- REQUIRED TASKS
1/ Reproduce the passage of the surf fly-fishing thread starting at "## Finn Maccumhail" and ending at "and wave size.".
2/ In the surf fly-fishing thread, what lure did karstopo use to catch the 14-inch speck?
3/ Resume the surf fly-fishing thread after its final post.

- DOCUMENT
------------------------------------------------------------
# Break out the fly rod for the surf-



## surfsideperson (Aug 22, 2005)

Looks like the surf may be warming up and getting flat for surf flyfishing - anyone going -?


----------



## karstopo (Jun 29, 2009)

I'm keeping an eye on it. Might take a peek in the morning. Still undecided.


----------



## BrandonFox (Jan 8, 2013)

Wish I could. Looking pretty good.


----------



## surfsideperson (Aug 22, 2005)

*Water color may be questionable*

Color?


----------



## odie5962 (Aug 28, 2011)

*break out fly rod*

It looks like the surf will be good for the next few days, but what is the weed status. last week it was terrible.


----------



## karstopo (Jun 29, 2009)

I made a very brief trip to the pedestrian beach area of Surfside. Got there about 6:30am, water color pretty good, deep green, not super clear, but fishable with lots of dead weed bits and pieces floating. Current strong moving away from Jetty. Caught a 14" speck pretty quick on a Skitterwalk. Broke out the fly rod but struggled with the weed and rollers coming in. I didn't try to wade out to bar. Stayed close in. Wind N and very light. I couldn't get comfortable in the breakers and the weed was a big issue. Had I more time, I'd go looking for areas with less weed. Gone at 7:30. Ought to settle quickly in this offshore light breeze.


----------



## Finn Maccumhail (Feb 16, 2009)

karstopo said:


> I made a very brief trip to the pedestrian beach area of Surfside. Got there about 6:30am, water color pretty good, deep green, not super clear, but fishable with lots of dead weed bits and pieces floating. Current strong moving away from Jetty. Caught a 14" speck pretty quick on a Skitterwalk. Broke out the fly rod but struggled with the weed and rollers coming in. I didn't try to wade out to bar. Stayed close in. Wind N and very light. I couldn't get comfortable in the breakers and the weed was a big issue. Had I more time, I'd go looking for areas with less weed. Gone at 7:30. Ought to settle quickly in this offshore light breeze.


The winds are forecast to come around to S/SE and be below 10 in the next 18 hours or so which should help the color, clarity and wave size.


----------



## karstopo (Jun 29, 2009)

Made another mad dash (I'll take any window I can get these days) to the surf this afternoon. Wind again was almost non-existent, turning south, but the rollers were still crashing as vigorously as this morning. Weed was almost gone. Water variable, off-color by Surfside bridge but improving as I got near the Jetties. I brought the fly gear, but with limited time, crashing surf, and a couple of calls from work in between, I took the easy way out and chunked my chrome Skitterwalk. Two trout 16" and 19" fooled and came home with me. A couple of shrimp Soakers down 100 yards had similar results. Fish had small, 1" little silvery unidentified bait in their stomachs. Not a fly report, but I did bring it with me!
------------------------------------------------------------
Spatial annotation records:
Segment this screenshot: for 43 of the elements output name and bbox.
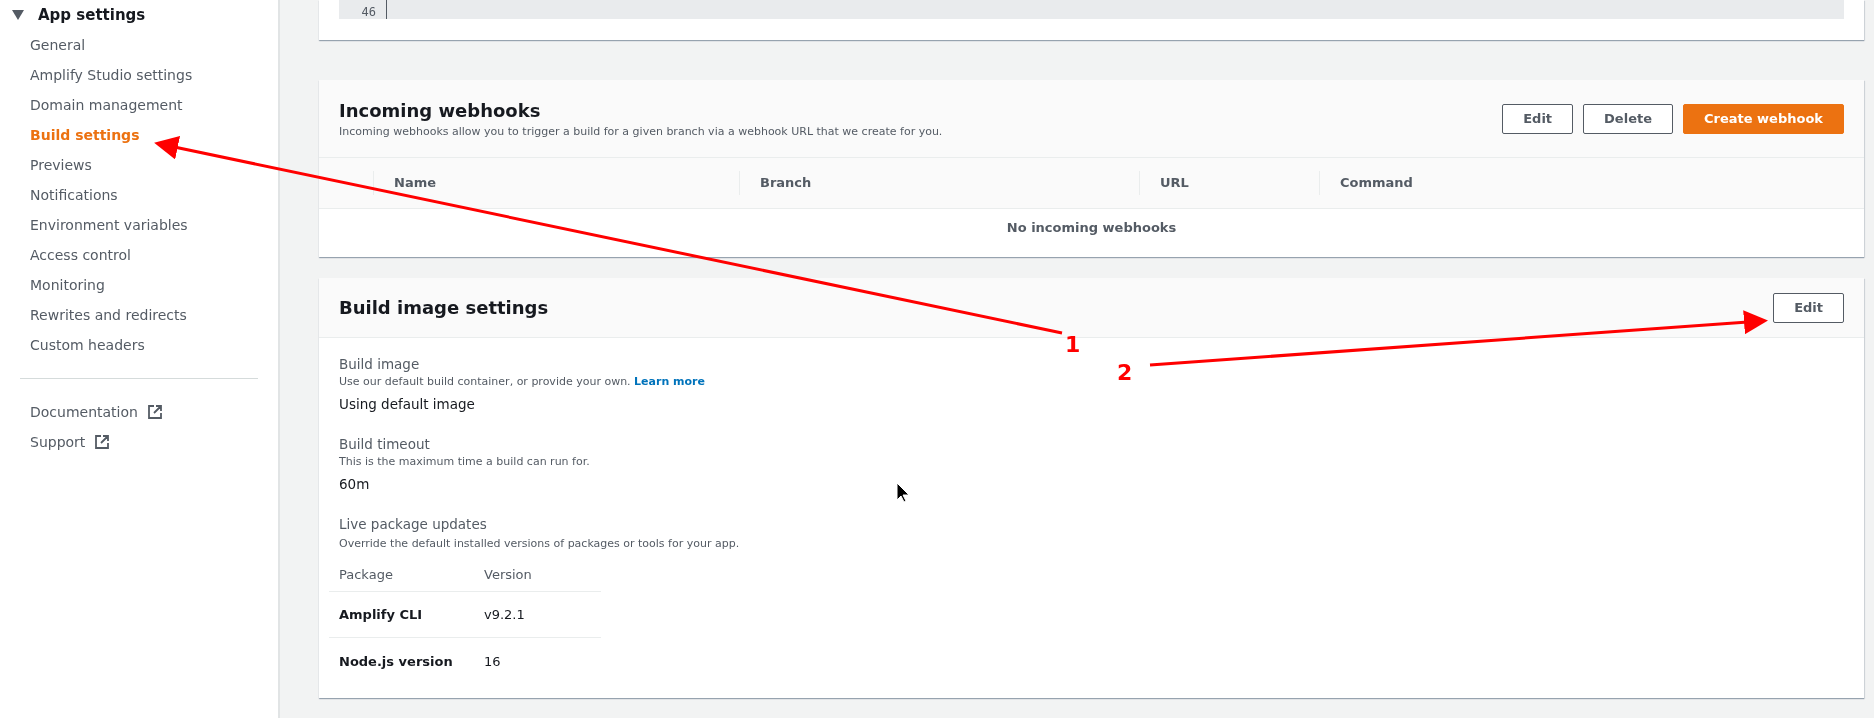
package-name: Amplify CLI: [339, 607, 423, 622]
annotation-number: 1: [1065, 332, 1081, 357]
package-version: v9.2.1: [484, 607, 525, 622]
cursor-icon: [896, 482, 910, 503]
action-button[interactable]: Delete: [1583, 103, 1673, 134]
sidebar-link[interactable]: Documentation: [30, 397, 162, 427]
sidebar-item[interactable]: General: [30, 30, 86, 60]
action-button[interactable]: Edit: [1502, 103, 1574, 134]
app-settings-section[interactable]: App settings: [0, 4, 146, 26]
field-description: Use our default build container, or provide your own. Learn more: [339, 375, 706, 388]
sidebar-item[interactable]: Environment variables: [30, 210, 188, 240]
column-header: Version: [484, 567, 532, 582]
section-description: Incoming webhooks allow you to trigger a build for a given branch via a webhook URL that we create for you.: [339, 124, 943, 138]
section-title: Build image settings: [339, 297, 549, 318]
field-description: Override the default installed versions of packages or tools for your app.: [339, 537, 741, 550]
caret-icon: [12, 10, 24, 20]
line-number: 46: [361, 5, 376, 19]
column-header: Branch: [760, 175, 812, 190]
column-header: Command: [1340, 175, 1413, 190]
annotation-number: 2: [1117, 360, 1133, 385]
sidebar-item[interactable]: Domain management: [30, 90, 183, 120]
column-header: Package: [339, 567, 393, 582]
empty-message: No incoming webhooks: [1006, 219, 1177, 235]
field-value: 60m: [339, 476, 371, 492]
field-label: Build timeout: [339, 436, 431, 452]
sidebar-item[interactable]: Monitoring: [30, 270, 105, 300]
field-value: Using default image: [339, 396, 476, 412]
sidebar-item[interactable]: Previews: [30, 150, 92, 180]
learn-more-link[interactable]: Learn more: [634, 375, 705, 388]
column-header: Name: [394, 175, 436, 190]
column-header: URL: [1160, 175, 1189, 190]
sidebar-item[interactable]: Amplify Studio settings: [30, 60, 193, 90]
field-description: This is the maximum time a build can run for.: [339, 455, 591, 468]
sidebar-link[interactable]: Support: [30, 427, 110, 457]
package-name: Node.js version: [339, 653, 453, 669]
section-title: Incoming webhooks: [339, 99, 542, 121]
edit-button[interactable]: Edit: [1773, 292, 1844, 323]
sidebar-item[interactable]: Access control: [30, 240, 131, 270]
package-version: 16: [484, 653, 501, 669]
field-label: Live package updates: [339, 516, 488, 532]
sidebar-item[interactable]: Notifications: [30, 180, 118, 210]
sidebar-item[interactable]: Custom headers: [30, 330, 145, 360]
sidebar-item[interactable]: Rewrites and redirects: [30, 300, 187, 330]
------------------------------------------------------------
- ANSWERS FOR THE TASKS
1/
## Finn Maccumhail (Feb 16, 2009)

karstopo said:


> I made a very brief trip to the pedestrian beach area of Surfside. Got there about 6:30am, water color pretty good, deep green, not super clear, but fishable with lots of dead weed bits and pieces floating. Current strong moving away from Jetty. Caught a 14" speck pretty quick on a Skitterwalk. Broke out the fly rod but struggled with the weed and rollers coming in. I didn't try to wade out to bar. Stayed close in. Wind N and very light. I couldn't get comfortable in the breakers and the weed was a big issue. Had I more time, I'd go looking for areas with less weed. Gone at 7:30. Ought to settle quickly in this offshore light breeze.


The winds are forecast to come around to S/SE and be below 10 in the next 18 hours or so which should help the color, clarity and wave size.

2/ A Skitterwalk.

3/
----------



## Finn Maccumhail (Feb 16, 2009)

karstopo said:


> Made another mad dash (I'll take any window I can get these days) to the surf this afternoon. Wind again was almost non-existent, turning south, but the rollers were still crashing as vigorously as this morning. Weed was almost gone. Water variable, off-color by Surfside bridge but improving as I got near the Jetties. I brought the fly gear, but with limited time, crashing surf, and a couple of calls from work in between, I took the easy way out and chunked my chrome Skitterwalk. Two trout 16" and 19" fooled and came home with me. A couple of shrimp Soakers down 100 yards had similar results. Fish had small, 1" little silvery unidentified bait in their stomachs. Not a fly report, but I did bring it with me!


We'll allow it.


----------



## surfsideperson (Aug 22, 2005)

*maybe by sat or sun*

I like the surf to be flat, flat, flat, when I flyfish as well. I ended up going off shore to get some state water snapper. I am thinking tomm morning or maybe sunday or Monday morning. keep an eye on it . ill be at the surfside pier. if you wanna roll out one day.


----------



## Finn Maccumhail (Feb 16, 2009)

Went this morning near SLP. Unless it improves, don't bother. I didn't even try to fly fish. The winds were nonexistent but the surf was better suited to playing on an SUP than fishing. 

The storms offshore kicked up the surf and in combination with the weeds kept it pretty sandy. 

Only managed 2 dinks and didn't see anybody else catching either.

But, SE winds are predicted all week. If that holds, middle of next week on should be on.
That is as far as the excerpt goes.